(A block of data)
────────

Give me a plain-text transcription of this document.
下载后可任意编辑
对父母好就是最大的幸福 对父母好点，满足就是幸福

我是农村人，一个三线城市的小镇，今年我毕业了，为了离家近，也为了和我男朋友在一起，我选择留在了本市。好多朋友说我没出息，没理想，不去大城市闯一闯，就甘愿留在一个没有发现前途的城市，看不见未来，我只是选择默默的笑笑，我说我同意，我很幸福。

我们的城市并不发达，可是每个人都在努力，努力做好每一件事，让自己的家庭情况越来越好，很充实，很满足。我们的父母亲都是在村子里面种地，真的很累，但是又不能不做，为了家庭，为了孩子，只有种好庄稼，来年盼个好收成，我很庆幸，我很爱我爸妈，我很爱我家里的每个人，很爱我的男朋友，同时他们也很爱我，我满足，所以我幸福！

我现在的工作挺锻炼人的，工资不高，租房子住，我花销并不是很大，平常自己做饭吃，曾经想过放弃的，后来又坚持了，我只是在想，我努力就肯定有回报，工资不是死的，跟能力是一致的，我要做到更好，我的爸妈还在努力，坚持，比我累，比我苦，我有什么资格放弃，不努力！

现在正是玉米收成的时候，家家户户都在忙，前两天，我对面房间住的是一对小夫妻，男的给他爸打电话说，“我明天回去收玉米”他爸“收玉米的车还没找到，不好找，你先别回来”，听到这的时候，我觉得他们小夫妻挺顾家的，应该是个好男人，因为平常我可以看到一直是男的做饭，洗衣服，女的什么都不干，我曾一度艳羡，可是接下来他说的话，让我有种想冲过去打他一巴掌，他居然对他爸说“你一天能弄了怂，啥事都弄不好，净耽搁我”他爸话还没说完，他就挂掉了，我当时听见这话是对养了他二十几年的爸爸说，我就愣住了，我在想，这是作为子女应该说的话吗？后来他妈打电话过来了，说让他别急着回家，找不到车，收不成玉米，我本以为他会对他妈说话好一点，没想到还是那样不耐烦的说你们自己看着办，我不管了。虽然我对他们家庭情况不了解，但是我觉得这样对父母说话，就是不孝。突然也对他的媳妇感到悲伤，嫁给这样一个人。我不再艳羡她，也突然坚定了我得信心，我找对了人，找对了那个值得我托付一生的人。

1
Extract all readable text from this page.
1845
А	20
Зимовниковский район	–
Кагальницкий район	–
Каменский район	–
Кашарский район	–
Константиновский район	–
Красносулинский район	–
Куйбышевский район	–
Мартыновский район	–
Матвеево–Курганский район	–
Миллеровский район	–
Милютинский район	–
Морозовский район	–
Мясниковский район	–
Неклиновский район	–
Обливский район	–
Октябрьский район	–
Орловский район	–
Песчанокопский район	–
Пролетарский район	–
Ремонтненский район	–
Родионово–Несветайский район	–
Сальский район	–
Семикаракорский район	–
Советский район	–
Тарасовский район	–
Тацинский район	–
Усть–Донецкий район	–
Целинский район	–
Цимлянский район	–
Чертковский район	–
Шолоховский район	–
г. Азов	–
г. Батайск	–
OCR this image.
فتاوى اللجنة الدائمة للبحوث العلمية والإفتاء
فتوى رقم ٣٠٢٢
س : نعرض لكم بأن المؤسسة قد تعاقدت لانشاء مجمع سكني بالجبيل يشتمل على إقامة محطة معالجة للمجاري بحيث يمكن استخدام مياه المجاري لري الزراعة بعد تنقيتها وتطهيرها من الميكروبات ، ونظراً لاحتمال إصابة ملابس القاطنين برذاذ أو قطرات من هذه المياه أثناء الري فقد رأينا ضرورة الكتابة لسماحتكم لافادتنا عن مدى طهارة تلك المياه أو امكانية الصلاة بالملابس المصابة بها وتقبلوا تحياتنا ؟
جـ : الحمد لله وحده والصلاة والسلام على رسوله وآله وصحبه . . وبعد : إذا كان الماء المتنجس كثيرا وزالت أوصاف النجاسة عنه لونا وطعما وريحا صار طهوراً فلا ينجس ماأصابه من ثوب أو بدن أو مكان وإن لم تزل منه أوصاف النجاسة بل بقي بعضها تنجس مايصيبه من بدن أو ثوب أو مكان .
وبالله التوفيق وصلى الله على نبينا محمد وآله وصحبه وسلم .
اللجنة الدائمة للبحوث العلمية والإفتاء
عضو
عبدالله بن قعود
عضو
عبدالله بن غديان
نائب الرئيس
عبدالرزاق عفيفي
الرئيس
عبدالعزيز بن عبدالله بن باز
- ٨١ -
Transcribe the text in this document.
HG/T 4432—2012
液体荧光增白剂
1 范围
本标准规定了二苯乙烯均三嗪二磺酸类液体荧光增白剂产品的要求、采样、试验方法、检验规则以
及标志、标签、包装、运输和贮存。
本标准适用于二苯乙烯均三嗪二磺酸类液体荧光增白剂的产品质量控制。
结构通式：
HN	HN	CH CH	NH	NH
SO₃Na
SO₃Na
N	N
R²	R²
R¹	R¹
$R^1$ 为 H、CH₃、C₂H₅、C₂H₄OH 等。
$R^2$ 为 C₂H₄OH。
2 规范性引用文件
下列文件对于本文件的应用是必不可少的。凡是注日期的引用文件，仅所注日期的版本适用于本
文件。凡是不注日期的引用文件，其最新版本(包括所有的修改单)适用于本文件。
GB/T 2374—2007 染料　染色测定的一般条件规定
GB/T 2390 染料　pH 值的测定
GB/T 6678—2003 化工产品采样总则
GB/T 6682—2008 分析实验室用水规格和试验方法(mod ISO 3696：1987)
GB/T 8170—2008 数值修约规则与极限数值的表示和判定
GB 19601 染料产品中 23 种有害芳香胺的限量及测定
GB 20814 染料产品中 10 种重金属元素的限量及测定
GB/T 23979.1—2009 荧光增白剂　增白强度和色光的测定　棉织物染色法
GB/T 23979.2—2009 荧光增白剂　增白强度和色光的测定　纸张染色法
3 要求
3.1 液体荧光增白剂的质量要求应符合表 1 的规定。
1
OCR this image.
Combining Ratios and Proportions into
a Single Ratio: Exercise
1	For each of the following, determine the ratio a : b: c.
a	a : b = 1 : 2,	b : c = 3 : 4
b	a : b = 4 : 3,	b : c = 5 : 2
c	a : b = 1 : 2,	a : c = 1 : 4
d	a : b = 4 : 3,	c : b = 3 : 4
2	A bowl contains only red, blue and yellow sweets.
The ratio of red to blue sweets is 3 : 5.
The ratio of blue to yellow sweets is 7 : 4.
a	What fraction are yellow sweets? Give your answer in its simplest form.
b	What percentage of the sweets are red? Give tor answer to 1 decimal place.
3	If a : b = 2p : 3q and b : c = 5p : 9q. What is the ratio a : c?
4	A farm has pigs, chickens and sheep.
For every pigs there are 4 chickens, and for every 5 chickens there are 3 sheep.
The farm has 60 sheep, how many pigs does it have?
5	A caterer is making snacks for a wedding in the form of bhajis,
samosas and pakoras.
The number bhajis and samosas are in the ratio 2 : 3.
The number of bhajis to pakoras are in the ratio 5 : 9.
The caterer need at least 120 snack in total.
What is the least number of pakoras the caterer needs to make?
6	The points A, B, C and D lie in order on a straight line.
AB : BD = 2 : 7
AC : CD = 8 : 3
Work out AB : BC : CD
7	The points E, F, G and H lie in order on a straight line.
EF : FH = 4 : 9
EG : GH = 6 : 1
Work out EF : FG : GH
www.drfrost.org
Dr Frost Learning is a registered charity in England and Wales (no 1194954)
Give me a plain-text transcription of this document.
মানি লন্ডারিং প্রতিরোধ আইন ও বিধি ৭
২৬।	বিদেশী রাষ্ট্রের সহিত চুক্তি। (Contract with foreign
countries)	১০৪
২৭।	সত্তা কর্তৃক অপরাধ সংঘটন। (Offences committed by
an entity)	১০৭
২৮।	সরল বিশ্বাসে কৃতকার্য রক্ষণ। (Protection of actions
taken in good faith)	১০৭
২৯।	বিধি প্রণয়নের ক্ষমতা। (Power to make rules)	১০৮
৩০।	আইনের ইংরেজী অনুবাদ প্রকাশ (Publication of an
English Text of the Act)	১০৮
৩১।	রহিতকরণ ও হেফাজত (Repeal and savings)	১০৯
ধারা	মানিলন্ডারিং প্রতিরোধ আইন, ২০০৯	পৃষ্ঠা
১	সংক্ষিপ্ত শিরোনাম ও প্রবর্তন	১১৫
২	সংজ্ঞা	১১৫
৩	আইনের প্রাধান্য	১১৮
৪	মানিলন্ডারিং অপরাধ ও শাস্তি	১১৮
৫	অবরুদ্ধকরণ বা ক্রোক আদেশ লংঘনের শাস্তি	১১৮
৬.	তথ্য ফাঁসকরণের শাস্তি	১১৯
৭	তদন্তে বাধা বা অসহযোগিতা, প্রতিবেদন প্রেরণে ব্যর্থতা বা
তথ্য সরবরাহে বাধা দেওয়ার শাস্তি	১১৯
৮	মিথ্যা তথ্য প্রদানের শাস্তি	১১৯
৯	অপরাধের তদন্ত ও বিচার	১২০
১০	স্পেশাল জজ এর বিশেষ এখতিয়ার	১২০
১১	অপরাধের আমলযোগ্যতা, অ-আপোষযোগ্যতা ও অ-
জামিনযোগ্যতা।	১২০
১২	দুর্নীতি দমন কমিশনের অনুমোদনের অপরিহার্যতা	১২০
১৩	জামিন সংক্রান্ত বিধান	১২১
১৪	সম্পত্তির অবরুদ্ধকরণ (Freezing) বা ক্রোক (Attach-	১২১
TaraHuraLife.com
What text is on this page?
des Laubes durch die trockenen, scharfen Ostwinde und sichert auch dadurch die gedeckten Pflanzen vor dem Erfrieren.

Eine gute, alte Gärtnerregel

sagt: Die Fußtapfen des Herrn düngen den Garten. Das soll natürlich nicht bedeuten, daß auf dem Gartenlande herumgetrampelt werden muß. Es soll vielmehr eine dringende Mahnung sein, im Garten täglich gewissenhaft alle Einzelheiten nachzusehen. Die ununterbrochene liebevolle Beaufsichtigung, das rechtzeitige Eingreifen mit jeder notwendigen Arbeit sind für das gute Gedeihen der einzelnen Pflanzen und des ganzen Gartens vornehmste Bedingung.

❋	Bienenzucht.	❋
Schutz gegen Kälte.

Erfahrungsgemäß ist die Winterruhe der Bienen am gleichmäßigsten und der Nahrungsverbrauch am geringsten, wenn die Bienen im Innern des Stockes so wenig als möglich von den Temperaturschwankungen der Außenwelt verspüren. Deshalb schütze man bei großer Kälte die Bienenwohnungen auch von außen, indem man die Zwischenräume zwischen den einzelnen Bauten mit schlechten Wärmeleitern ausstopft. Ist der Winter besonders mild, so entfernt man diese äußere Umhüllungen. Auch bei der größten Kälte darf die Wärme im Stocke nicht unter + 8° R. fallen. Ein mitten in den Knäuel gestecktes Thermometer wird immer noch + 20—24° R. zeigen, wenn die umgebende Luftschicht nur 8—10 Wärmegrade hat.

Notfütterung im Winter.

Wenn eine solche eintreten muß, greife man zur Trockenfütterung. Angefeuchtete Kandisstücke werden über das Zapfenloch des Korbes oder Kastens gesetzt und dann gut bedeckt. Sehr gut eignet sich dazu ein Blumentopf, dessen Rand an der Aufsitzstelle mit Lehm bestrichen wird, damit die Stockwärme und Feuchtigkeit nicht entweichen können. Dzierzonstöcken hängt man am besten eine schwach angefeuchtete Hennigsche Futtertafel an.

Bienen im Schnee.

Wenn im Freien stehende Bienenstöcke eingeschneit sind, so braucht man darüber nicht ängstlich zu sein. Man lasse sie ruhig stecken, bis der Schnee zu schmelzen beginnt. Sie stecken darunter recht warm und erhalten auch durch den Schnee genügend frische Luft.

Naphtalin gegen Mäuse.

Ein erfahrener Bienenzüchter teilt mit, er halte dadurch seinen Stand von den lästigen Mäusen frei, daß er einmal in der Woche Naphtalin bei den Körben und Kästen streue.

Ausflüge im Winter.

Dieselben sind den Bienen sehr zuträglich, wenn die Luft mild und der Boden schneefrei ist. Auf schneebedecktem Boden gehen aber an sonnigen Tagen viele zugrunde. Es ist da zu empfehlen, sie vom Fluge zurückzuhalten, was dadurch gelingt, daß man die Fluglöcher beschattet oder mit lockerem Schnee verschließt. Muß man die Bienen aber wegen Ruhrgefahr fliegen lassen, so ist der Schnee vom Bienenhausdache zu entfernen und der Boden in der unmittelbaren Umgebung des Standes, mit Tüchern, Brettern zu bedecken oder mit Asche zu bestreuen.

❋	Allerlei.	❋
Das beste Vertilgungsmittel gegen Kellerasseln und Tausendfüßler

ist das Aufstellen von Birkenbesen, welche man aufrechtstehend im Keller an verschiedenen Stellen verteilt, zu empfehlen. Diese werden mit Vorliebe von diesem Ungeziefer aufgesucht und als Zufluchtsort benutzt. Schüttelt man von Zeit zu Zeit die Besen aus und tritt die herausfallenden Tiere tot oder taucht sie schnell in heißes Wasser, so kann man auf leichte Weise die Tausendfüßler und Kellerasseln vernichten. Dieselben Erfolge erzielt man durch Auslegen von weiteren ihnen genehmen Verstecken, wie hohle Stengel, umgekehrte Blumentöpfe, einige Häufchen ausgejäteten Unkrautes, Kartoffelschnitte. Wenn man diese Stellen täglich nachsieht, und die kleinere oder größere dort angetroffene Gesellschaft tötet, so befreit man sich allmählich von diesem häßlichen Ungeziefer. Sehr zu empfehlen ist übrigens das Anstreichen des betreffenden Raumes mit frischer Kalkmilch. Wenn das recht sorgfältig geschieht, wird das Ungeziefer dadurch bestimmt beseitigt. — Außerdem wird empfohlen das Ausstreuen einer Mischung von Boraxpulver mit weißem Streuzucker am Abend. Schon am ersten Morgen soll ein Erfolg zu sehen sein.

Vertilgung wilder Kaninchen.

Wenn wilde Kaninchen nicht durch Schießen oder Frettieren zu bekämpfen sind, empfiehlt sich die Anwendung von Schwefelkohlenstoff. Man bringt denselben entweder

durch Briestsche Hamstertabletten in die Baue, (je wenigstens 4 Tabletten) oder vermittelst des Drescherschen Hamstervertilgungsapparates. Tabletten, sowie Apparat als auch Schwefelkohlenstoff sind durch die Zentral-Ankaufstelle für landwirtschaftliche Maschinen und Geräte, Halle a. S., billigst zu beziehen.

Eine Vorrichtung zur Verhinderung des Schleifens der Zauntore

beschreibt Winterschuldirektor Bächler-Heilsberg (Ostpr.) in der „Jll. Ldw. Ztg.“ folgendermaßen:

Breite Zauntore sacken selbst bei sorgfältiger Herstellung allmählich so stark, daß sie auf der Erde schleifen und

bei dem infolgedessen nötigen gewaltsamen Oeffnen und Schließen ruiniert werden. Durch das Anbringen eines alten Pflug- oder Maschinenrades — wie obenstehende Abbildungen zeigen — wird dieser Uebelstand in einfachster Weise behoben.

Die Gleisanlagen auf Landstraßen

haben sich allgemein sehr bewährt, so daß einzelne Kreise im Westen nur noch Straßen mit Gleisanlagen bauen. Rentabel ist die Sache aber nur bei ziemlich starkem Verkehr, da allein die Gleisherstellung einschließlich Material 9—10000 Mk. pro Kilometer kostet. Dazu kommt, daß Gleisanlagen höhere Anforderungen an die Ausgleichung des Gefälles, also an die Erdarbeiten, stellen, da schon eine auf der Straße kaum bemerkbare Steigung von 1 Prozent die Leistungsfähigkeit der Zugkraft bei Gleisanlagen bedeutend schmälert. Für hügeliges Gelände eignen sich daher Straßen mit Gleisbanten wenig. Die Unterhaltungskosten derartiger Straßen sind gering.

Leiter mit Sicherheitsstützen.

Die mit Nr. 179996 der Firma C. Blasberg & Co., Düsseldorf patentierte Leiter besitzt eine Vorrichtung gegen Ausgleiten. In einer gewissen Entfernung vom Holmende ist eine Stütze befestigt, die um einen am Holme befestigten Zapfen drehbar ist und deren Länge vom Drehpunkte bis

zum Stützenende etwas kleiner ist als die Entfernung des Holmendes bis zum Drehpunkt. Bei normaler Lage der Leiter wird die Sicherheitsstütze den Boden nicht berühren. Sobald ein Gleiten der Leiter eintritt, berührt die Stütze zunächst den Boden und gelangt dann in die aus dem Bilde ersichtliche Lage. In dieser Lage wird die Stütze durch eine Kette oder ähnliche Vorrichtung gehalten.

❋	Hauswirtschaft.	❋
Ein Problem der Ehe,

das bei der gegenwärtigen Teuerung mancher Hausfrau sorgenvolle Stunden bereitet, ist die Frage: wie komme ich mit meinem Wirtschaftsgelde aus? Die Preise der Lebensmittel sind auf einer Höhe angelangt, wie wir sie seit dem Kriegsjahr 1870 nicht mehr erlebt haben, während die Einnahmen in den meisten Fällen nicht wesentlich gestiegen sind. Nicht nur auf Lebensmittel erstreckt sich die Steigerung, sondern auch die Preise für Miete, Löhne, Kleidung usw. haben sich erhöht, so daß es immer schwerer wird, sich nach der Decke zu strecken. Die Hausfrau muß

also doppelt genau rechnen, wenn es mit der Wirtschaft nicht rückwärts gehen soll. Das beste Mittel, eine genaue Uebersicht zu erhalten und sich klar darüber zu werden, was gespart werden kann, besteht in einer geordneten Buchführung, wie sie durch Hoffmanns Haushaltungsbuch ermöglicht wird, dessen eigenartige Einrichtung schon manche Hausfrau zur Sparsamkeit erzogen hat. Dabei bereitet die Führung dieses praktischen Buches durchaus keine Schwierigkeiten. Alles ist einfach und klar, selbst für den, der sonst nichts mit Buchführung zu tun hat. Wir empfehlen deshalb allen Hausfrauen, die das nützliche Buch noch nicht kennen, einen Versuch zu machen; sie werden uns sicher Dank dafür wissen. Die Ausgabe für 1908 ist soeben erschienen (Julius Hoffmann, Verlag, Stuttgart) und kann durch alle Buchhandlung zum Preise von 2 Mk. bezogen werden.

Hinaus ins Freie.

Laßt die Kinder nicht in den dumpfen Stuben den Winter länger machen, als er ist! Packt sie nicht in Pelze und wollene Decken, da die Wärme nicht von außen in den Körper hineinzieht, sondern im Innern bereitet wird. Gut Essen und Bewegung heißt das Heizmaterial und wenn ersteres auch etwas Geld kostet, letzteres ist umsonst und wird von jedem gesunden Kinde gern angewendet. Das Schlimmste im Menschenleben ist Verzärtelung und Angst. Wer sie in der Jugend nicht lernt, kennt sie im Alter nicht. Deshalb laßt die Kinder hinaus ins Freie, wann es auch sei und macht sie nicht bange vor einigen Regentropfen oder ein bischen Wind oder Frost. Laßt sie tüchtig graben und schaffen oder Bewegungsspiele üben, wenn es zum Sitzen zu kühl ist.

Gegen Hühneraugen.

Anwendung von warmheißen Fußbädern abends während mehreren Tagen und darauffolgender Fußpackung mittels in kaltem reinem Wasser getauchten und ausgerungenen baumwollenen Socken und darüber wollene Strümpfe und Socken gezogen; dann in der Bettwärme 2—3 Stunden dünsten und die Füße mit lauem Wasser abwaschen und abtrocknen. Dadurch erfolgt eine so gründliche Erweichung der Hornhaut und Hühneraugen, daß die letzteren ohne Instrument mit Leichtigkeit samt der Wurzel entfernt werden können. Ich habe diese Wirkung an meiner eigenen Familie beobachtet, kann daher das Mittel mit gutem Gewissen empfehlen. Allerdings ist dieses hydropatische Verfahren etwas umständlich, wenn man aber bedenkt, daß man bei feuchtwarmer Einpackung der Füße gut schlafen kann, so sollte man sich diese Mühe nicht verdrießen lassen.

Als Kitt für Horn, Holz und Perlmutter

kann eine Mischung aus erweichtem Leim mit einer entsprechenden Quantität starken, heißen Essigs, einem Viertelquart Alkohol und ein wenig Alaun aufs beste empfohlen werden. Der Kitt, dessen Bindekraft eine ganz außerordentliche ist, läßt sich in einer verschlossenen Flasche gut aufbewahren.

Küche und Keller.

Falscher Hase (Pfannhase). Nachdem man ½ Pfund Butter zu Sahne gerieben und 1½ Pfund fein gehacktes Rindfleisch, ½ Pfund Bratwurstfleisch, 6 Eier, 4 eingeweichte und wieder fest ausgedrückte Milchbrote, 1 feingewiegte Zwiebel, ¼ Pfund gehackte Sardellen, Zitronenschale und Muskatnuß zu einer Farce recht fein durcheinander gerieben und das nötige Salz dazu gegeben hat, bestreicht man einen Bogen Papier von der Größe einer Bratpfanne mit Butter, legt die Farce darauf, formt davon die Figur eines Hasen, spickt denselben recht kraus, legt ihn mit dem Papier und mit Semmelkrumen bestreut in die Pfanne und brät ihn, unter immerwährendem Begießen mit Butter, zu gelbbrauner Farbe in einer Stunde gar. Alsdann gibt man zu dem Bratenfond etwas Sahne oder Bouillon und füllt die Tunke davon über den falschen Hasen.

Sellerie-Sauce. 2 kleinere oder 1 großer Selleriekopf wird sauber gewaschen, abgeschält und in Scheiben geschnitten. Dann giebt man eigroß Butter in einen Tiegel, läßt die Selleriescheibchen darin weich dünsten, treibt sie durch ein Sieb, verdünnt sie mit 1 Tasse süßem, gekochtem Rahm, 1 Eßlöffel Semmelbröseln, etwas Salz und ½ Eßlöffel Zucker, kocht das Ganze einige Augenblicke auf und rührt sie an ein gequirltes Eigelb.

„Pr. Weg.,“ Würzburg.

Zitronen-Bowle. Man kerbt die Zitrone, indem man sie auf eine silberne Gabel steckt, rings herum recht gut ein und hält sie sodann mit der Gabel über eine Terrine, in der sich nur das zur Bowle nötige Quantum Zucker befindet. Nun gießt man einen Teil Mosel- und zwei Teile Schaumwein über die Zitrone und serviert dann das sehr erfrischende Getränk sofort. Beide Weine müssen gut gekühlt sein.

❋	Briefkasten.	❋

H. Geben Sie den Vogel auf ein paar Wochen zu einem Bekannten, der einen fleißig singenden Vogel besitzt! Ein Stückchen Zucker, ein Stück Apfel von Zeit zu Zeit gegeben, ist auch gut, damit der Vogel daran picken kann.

────────

### [The exercise]
Look through the data and show every line containing "增白强度和色光的测定".

### [Reply]
GB/T 23979.1—2009 荧光增白剂　增白强度和色光的测定　棉织物染色法
GB/T 23979.2—2009 荧光增白剂　增白强度和色光的测定　纸张染色法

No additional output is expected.